Consignes à suivre:
1. Selon le texte fourni, combien de romans compte l'œuvre de Dany Laferrière depuis 1985 ?
2. Recopiez les enregistrements depuis leur début jusqu'à la ligne contenant « - data-point: [342, 1124, 352, 1134] », celle-ci comprise.

Cette grenade dans la main du jeune nègre est-elle une arme ou un fruit? : Le livre noir de l’Amérique
Comme il en avait menacé récemment ses lecteurs, Dany Laferrière n’écrit plus. Il réécrit, nuance. Le réécrivain (pourquoi pas?) retourne sur les lieux de son crime, soit une oeuvre composée de 10 romans depuis 1985. Une curieuse entreprise de reconstruction littéraire qu’il amorce en retouchant son brillant Cette grenade dans la main du jeune nègre est-elle une arme ou un fruit?.
Comme il en avait menacé récemment ses lecteurs, Dany Laferrière n’écrit plus. Il réécrit, nuance. Le réécrivain (pourquoi pas?) retourne sur les lieux de son crime, soit une oeuvre composée de 10 romans depuis 1985. Une curieuse entreprise de reconstruction littéraire qu’il amorce en retouchant son brillant Cette grenade dans la main du jeune nègre est-elle une arme ou un fruit?.
Alors, ce fruit mûri d’abord en 1993 sous la griffe de l’écrivain noir est-il un nouveau livre? En partie. Les lecteurs de l’original y retrouveront, sensiblement pareils à vue de nez, ses chapitres toujours pertinents et impertinents, avec une centaine de pages en prime.

Données de travail:

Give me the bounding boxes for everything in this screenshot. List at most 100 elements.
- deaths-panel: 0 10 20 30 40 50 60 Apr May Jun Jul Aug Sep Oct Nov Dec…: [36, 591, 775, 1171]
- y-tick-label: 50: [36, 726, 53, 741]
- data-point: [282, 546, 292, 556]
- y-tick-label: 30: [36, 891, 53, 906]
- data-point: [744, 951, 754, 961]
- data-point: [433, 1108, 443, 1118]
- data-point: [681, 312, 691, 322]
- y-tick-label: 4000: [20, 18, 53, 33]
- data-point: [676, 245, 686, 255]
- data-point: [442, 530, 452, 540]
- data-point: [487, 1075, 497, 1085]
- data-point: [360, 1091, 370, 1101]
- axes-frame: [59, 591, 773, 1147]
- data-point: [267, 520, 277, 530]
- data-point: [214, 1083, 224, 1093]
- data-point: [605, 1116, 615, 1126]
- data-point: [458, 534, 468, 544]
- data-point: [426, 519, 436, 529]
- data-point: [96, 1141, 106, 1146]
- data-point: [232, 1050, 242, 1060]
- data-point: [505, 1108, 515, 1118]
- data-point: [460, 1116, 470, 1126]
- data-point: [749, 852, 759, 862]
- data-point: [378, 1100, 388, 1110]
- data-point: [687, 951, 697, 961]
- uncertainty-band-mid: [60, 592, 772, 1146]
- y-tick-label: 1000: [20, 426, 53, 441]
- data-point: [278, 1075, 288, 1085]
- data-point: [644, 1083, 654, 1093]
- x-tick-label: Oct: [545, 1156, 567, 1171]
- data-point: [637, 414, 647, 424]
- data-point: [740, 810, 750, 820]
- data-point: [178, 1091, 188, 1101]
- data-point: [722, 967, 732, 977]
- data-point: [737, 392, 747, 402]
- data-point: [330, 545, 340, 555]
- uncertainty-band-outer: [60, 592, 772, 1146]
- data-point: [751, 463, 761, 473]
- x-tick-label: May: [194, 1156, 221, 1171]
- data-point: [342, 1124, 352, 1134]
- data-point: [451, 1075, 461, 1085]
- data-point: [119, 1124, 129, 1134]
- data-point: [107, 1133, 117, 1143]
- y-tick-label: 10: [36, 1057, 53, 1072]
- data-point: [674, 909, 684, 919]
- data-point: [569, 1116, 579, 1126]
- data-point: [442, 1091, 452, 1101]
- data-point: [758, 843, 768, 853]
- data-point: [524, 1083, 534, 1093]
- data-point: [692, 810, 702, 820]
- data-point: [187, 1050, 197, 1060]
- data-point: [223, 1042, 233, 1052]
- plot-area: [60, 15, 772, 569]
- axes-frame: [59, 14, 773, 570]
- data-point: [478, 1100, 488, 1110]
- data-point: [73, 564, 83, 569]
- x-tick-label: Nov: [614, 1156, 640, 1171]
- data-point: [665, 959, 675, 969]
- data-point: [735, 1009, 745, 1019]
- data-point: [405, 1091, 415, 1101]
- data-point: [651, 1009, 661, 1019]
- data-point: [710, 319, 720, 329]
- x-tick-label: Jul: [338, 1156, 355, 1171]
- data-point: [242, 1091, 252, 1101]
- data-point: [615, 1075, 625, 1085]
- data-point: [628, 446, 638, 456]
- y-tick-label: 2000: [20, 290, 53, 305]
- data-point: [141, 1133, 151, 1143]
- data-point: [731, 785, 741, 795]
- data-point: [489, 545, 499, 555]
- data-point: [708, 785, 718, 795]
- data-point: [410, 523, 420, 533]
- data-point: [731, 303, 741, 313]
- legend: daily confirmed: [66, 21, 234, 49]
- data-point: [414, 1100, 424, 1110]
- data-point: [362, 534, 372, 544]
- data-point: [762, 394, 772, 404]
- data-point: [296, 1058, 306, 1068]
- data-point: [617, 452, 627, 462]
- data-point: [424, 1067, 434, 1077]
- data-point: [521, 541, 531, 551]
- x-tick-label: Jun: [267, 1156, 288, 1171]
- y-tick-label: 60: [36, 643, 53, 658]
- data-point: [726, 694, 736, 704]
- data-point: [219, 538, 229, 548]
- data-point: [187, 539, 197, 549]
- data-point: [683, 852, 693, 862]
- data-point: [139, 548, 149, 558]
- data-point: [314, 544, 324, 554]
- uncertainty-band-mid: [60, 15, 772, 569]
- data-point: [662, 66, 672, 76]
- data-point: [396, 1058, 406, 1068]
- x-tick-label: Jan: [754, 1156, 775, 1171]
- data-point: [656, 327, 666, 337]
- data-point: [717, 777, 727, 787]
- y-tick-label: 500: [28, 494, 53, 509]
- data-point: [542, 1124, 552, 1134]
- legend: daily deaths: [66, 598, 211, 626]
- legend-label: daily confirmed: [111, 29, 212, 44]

Corrigés détaillés:
1. Dix romans.

2.
Give me the bounding boxes for everything in this screenshot. List at most 100 elements.
- deaths-panel: 0 10 20 30 40 50 60 Apr May Jun Jul Aug Sep Oct Nov Dec…: [36, 591, 775, 1171]
- y-tick-label: 50: [36, 726, 53, 741]
- data-point: [282, 546, 292, 556]
- y-tick-label: 30: [36, 891, 53, 906]
- data-point: [744, 951, 754, 961]
- data-point: [433, 1108, 443, 1118]
- data-point: [681, 312, 691, 322]
- y-tick-label: 4000: [20, 18, 53, 33]
- data-point: [676, 245, 686, 255]
- data-point: [442, 530, 452, 540]
- data-point: [487, 1075, 497, 1085]
- data-point: [360, 1091, 370, 1101]
- axes-frame: [59, 591, 773, 1147]
- data-point: [267, 520, 277, 530]
- data-point: [214, 1083, 224, 1093]
- data-point: [605, 1116, 615, 1126]
- data-point: [458, 534, 468, 544]
- data-point: [426, 519, 436, 529]
- data-point: [96, 1141, 106, 1146]
- data-point: [232, 1050, 242, 1060]
- data-point: [505, 1108, 515, 1118]
- data-point: [460, 1116, 470, 1126]
- data-point: [749, 852, 759, 862]
- data-point: [378, 1100, 388, 1110]
- data-point: [687, 951, 697, 961]
- uncertainty-band-mid: [60, 592, 772, 1146]
- y-tick-label: 1000: [20, 426, 53, 441]
- data-point: [278, 1075, 288, 1085]
- data-point: [644, 1083, 654, 1093]
- x-tick-label: Oct: [545, 1156, 567, 1171]
- data-point: [637, 414, 647, 424]
- data-point: [740, 810, 750, 820]
- data-point: [178, 1091, 188, 1101]
- data-point: [722, 967, 732, 977]
- data-point: [737, 392, 747, 402]
- data-point: [330, 545, 340, 555]
- uncertainty-band-outer: [60, 592, 772, 1146]
- data-point: [751, 463, 761, 473]
- x-tick-label: May: [194, 1156, 221, 1171]
- data-point: [342, 1124, 352, 1134]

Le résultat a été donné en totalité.